→ **Description of the task**
Scan the data below for the string "İzleyicilerinizle". Show every line where it turns up.

[BEGIN]

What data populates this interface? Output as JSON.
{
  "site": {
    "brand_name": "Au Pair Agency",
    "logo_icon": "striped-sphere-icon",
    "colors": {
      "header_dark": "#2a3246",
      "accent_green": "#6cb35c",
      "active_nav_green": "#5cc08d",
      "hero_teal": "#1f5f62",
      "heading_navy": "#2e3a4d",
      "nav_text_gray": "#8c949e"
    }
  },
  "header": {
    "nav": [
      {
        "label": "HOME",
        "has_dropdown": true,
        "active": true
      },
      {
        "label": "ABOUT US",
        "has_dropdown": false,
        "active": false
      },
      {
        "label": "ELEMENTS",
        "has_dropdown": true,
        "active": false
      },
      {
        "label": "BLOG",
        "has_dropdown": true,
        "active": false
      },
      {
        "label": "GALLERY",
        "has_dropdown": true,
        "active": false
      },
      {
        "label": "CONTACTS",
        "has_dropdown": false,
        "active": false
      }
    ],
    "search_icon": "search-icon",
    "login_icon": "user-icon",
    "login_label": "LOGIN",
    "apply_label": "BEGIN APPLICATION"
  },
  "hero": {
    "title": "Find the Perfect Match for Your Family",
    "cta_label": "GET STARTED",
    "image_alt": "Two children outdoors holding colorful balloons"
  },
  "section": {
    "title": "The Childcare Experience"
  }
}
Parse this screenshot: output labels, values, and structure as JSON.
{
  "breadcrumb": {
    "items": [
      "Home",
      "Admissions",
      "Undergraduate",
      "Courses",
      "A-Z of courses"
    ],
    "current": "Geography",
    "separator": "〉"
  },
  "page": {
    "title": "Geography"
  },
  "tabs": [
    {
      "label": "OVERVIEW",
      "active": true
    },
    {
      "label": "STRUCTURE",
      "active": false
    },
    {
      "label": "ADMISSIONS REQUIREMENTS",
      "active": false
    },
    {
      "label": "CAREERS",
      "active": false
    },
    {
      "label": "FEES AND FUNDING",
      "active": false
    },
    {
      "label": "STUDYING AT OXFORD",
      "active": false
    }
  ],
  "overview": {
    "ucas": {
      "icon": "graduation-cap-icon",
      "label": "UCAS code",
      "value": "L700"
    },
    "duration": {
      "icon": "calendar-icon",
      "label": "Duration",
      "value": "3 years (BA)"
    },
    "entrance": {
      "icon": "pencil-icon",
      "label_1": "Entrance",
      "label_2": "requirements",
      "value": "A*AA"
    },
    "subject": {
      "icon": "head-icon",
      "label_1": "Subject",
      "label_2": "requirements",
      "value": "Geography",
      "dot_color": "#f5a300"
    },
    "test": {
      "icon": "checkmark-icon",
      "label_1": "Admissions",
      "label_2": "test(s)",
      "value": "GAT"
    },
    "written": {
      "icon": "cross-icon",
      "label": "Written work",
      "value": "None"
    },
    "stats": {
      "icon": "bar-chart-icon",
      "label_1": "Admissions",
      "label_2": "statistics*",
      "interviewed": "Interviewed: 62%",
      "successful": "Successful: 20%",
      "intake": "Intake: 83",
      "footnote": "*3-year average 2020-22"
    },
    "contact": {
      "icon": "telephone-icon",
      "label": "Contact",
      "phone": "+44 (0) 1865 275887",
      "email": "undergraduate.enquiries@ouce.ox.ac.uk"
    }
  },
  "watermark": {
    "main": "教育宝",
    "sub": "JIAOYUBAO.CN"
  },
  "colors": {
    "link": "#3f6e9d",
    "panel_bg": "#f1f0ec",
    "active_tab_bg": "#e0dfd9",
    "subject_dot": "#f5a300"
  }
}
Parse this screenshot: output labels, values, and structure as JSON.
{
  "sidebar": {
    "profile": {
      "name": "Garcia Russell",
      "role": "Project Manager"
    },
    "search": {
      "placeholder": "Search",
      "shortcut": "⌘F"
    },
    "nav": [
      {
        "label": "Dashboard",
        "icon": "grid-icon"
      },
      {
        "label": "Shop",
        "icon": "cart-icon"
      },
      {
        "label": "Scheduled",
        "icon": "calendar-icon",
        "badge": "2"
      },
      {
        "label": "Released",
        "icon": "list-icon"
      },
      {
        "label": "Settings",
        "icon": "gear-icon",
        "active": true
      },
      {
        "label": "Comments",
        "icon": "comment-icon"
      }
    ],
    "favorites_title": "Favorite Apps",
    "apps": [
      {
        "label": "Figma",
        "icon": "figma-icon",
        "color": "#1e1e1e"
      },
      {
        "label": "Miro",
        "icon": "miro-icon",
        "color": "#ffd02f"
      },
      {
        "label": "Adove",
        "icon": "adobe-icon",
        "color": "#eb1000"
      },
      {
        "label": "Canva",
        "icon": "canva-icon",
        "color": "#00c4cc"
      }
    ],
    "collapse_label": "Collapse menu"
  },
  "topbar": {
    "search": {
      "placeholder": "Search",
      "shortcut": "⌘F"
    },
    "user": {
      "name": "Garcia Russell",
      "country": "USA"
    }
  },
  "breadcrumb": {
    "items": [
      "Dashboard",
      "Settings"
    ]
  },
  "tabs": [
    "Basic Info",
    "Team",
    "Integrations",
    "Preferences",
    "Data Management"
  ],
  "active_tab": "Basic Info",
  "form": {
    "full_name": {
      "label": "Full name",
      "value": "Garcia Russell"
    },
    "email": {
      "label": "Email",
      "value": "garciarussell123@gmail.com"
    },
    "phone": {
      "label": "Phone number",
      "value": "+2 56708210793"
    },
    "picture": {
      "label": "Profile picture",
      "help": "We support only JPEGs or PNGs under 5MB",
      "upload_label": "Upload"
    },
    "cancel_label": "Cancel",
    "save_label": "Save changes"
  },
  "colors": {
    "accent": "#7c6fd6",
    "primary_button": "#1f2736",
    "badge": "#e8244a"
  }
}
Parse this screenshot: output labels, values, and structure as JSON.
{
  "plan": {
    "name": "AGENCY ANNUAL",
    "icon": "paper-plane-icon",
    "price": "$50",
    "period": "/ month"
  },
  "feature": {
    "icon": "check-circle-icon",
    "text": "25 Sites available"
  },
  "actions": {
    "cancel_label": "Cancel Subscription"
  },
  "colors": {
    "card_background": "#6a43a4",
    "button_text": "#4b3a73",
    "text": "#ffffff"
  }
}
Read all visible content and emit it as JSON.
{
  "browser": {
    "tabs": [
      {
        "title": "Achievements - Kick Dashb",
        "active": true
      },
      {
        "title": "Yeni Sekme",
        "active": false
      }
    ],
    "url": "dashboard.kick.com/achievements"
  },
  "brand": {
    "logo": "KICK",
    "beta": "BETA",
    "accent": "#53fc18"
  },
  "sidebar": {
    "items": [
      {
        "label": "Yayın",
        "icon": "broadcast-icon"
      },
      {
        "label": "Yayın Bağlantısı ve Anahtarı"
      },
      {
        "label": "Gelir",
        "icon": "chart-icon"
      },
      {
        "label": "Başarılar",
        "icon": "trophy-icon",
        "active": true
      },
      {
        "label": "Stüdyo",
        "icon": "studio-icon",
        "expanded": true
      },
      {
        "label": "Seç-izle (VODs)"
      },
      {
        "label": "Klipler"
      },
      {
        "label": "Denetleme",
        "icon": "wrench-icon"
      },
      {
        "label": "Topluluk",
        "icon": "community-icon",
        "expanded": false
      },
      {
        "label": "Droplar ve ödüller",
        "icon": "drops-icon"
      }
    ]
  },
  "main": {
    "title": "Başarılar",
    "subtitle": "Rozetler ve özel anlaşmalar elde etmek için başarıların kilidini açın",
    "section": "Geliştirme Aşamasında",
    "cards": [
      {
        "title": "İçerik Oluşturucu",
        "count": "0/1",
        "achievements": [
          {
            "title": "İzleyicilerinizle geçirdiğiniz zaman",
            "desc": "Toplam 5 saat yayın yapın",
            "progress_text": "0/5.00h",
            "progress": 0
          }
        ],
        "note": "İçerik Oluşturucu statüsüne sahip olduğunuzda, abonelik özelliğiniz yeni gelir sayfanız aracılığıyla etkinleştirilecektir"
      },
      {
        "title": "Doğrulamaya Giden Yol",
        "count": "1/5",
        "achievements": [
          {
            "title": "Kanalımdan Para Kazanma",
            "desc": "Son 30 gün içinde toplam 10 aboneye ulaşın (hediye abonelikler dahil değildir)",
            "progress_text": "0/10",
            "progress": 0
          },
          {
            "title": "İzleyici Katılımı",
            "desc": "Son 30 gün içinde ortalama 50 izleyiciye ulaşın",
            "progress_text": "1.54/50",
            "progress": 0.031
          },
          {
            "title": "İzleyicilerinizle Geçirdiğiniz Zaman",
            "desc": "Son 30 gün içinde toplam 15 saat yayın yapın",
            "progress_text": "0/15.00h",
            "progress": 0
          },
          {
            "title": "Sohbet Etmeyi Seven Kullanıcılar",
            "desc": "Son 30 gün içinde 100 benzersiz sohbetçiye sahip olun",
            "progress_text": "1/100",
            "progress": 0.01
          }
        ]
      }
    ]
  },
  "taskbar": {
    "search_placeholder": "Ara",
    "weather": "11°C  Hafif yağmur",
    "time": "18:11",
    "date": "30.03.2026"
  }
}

[END]

→ **Task response**
            "title": "İzleyicilerinizle geçirdiğiniz zaman",
            "title": "İzleyicilerinizle Geçirdiğiniz Zaman",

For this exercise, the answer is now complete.